» **Written problem**
Copy out all the lines exactly. Omit pictures.

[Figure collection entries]
════════════════════
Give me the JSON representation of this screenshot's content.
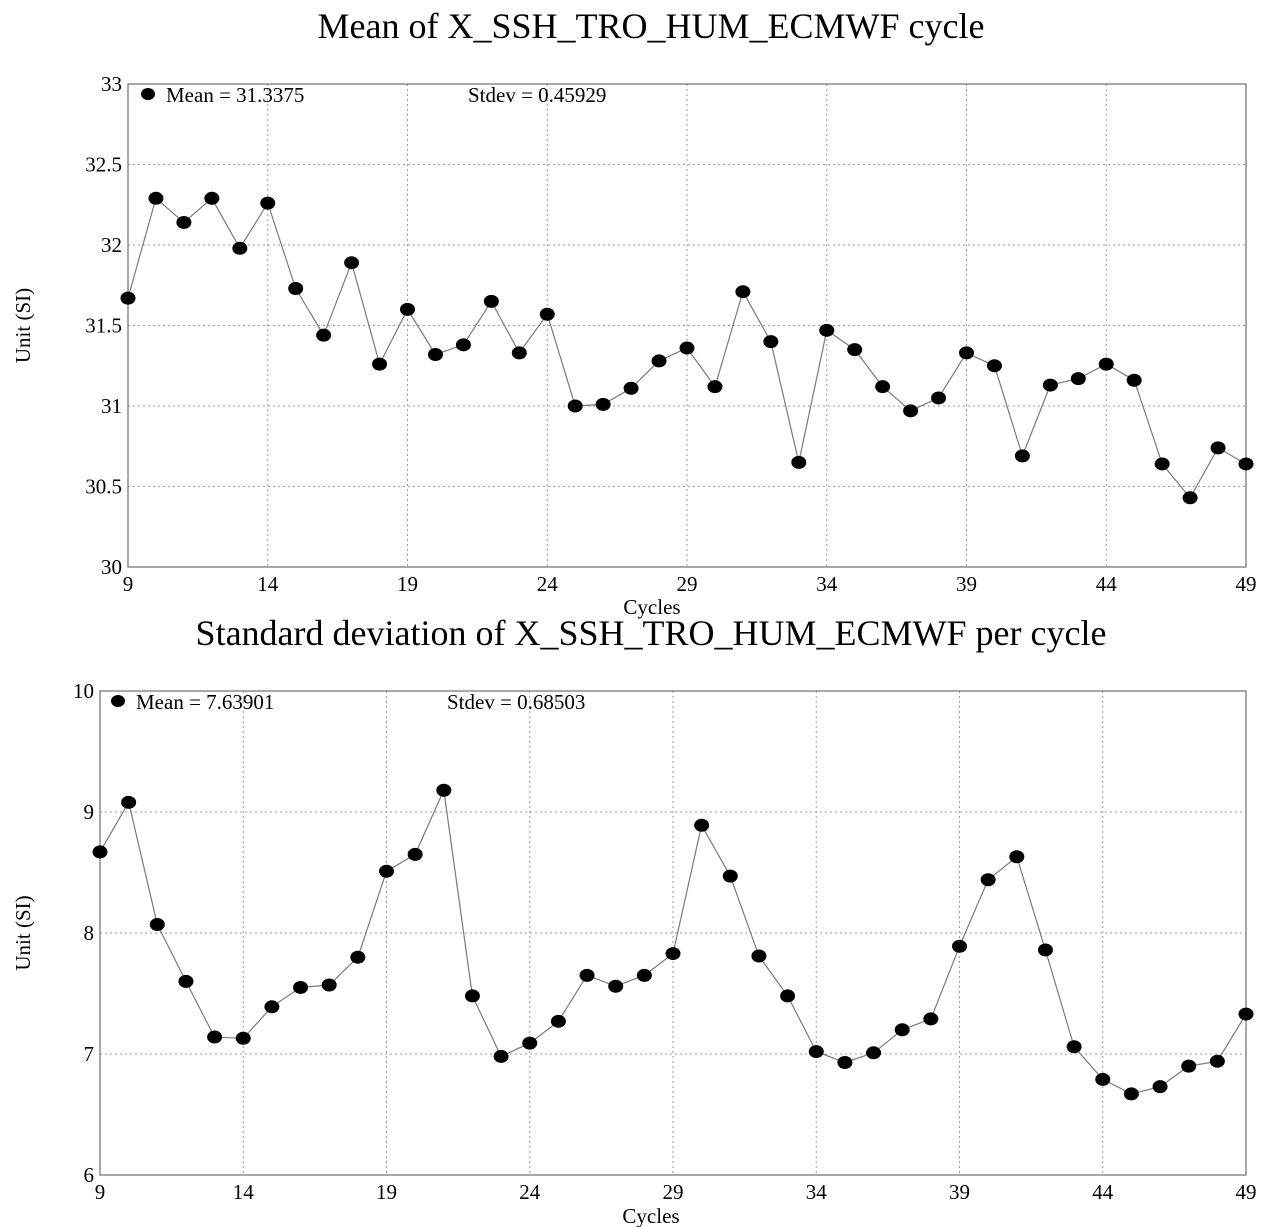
{
  "chart_data": [
    {
      "type": "line",
      "title": "Mean of X_SSH_TRO_HUM_ECMWF cycle",
      "xlabel": "Cycles",
      "ylabel": "Unit (SI)",
      "xlim": [
        9,
        49
      ],
      "ylim": [
        30,
        33
      ],
      "xticks": [
        9,
        14,
        19,
        24,
        29,
        34,
        39,
        44,
        49
      ],
      "yticks": [
        30,
        30.5,
        31,
        31.5,
        32,
        32.5,
        33
      ],
      "ytick_labels": [
        "30",
        "30.5",
        "31",
        "31.5",
        "32",
        "32.5",
        "33"
      ],
      "grid": true,
      "legend_position": "top-left",
      "legend_mean": "Mean = 31.3375",
      "legend_stdev": "Stdev = 0.45929",
      "series": [
        {
          "x": [
            9,
            10,
            11,
            12,
            13,
            14,
            15,
            16,
            17,
            18,
            19,
            20,
            21,
            22,
            23,
            24,
            25,
            26,
            27,
            28,
            29,
            30,
            31,
            32,
            33,
            34,
            35,
            36,
            37,
            38,
            39,
            40,
            41,
            42,
            43,
            44,
            45,
            46,
            47,
            48,
            49
          ],
          "values": [
            31.67,
            32.29,
            32.14,
            32.29,
            31.98,
            32.26,
            31.73,
            31.44,
            31.89,
            31.26,
            31.6,
            31.32,
            31.38,
            31.65,
            31.33,
            31.57,
            31.0,
            31.01,
            31.11,
            31.28,
            31.36,
            31.12,
            31.71,
            31.4,
            30.65,
            31.47,
            31.35,
            31.12,
            30.97,
            31.05,
            31.33,
            31.25,
            30.69,
            31.13,
            31.17,
            31.26,
            31.16,
            30.64,
            30.43,
            30.74,
            30.64
          ]
        }
      ]
    },
    {
      "type": "line",
      "title": "Standard deviation of X_SSH_TRO_HUM_ECMWF per cycle",
      "xlabel": "Cycles",
      "ylabel": "Unit (SI)",
      "xlim": [
        9,
        49
      ],
      "ylim": [
        6,
        10
      ],
      "xticks": [
        9,
        14,
        19,
        24,
        29,
        34,
        39,
        44,
        49
      ],
      "yticks": [
        6,
        7,
        8,
        9,
        10
      ],
      "ytick_labels": [
        "6",
        "7",
        "8",
        "9",
        "10"
      ],
      "grid": true,
      "legend_position": "top-left",
      "legend_mean": "Mean = 7.63901",
      "legend_stdev": "Stdev = 0.68503",
      "series": [
        {
          "x": [
            9,
            10,
            11,
            12,
            13,
            14,
            15,
            16,
            17,
            18,
            19,
            20,
            21,
            22,
            23,
            24,
            25,
            26,
            27,
            28,
            29,
            30,
            31,
            32,
            33,
            34,
            35,
            36,
            37,
            38,
            39,
            40,
            41,
            42,
            43,
            44,
            45,
            46,
            47,
            48,
            49
          ],
          "values": [
            8.67,
            9.08,
            8.07,
            7.6,
            7.14,
            7.13,
            7.39,
            7.55,
            7.57,
            7.8,
            8.51,
            8.65,
            9.18,
            7.48,
            6.98,
            7.09,
            7.27,
            7.65,
            7.56,
            7.65,
            7.83,
            8.89,
            8.47,
            7.81,
            7.48,
            7.02,
            6.93,
            7.01,
            7.2,
            7.29,
            7.89,
            8.44,
            8.63,
            7.86,
            7.06,
            6.79,
            6.67,
            6.73,
            6.9,
            6.94,
            7.33
          ]
        }
      ]
    }
  ]
}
════════════════════
» **Answer in full**
Give me the JSON representation of this screenshot's content.
{
  "chart_data": [
    {
      "type": "line",
      "title": "Mean of X_SSH_TRO_HUM_ECMWF cycle",
      "xlabel": "Cycles",
      "ylabel": "Unit (SI)",
      "xlim": [
        9,
        49
      ],
      "ylim": [
        30,
        33
      ],
      "xticks": [
        9,
        14,
        19,
        24,
        29,
        34,
        39,
        44,
        49
      ],
      "yticks": [
        30,
        30.5,
        31,
        31.5,
        32,
        32.5,
        33
      ],
      "ytick_labels": [
        "30",
        "30.5",
        "31",
        "31.5",
        "32",
        "32.5",
        "33"
      ],
      "grid": true,
      "legend_position": "top-left",
      "legend_mean": "Mean = 31.3375",
      "legend_stdev": "Stdev = 0.45929",
      "series": [
        {
          "x": [
            9,
            10,
            11,
            12,
            13,
            14,
            15,
            16,
            17,
            18,
            19,
            20,
            21,
            22,
            23,
            24,
            25,
            26,
            27,
            28,
            29,
            30,
            31,
            32,
            33,
            34,
            35,
            36,
            37,
            38,
            39,
            40,
            41,
            42,
            43,
            44,
            45,
            46,
            47,
            48,
            49
          ],
          "values": [
            31.67,
            32.29,
            32.14,
            32.29,
            31.98,
            32.26,
            31.73,
            31.44,
            31.89,
            31.26,
            31.6,
            31.32,
            31.38,
            31.65,
            31.33,
            31.57,
            31.0,
            31.01,
            31.11,
            31.28,
            31.36,
            31.12,
            31.71,
            31.4,
            30.65,
            31.47,
            31.35,
            31.12,
            30.97,
            31.05,
            31.33,
            31.25,
            30.69,
            31.13,
            31.17,
            31.26,
            31.16,
            30.64,
            30.43,
            30.74,
            30.64
          ]
        }
      ]
    },
    {
      "type": "line",
      "title": "Standard deviation of X_SSH_TRO_HUM_ECMWF per cycle",
      "xlabel": "Cycles",
      "ylabel": "Unit (SI)",
      "xlim": [
        9,
        49
      ],
      "ylim": [
        6,
        10
      ],
      "xticks": [
        9,
        14,
        19,
        24,
        29,
        34,
        39,
        44,
        49
      ],
      "yticks": [
        6,
        7,
        8,
        9,
        10
      ],
      "ytick_labels": [
        "6",
        "7",
        "8",
        "9",
        "10"
      ],
      "grid": true,
      "legend_position": "top-left",
      "legend_mean": "Mean = 7.63901",
      "legend_stdev": "Stdev = 0.68503",
      "series": [
        {
          "x": [
            9,
            10,
            11,
            12,
            13,
            14,
            15,
            16,
            17,
            18,
            19,
            20,
            21,
            22,
            23,
            24,
            25,
            26,
            27,
            28,
            29,
            30,
            31,
            32,
            33,
            34,
            35,
            36,
            37,
            38,
            39,
            40,
            41,
            42,
            43,
            44,
            45,
            46,
            47,
            48,
            49
          ],
          "values": [
            8.67,
            9.08,
            8.07,
            7.6,
            7.14,
            7.13,
            7.39,
            7.55,
            7.57,
            7.8,
            8.51,
            8.65,
            9.18,
            7.48,
            6.98,
            7.09,
            7.27,
            7.65,
            7.56,
            7.65,
            7.83,
            8.89,
            8.47,
            7.81,
            7.48,
            7.02,
            6.93,
            7.01,
            7.2,
            7.29,
            7.89,
            8.44,
            8.63,
            7.86,
            7.06,
            6.79,
            6.67,
            6.73,
            6.9,
            6.94,
            7.33
          ]
        }
      ]
    }
  ]
}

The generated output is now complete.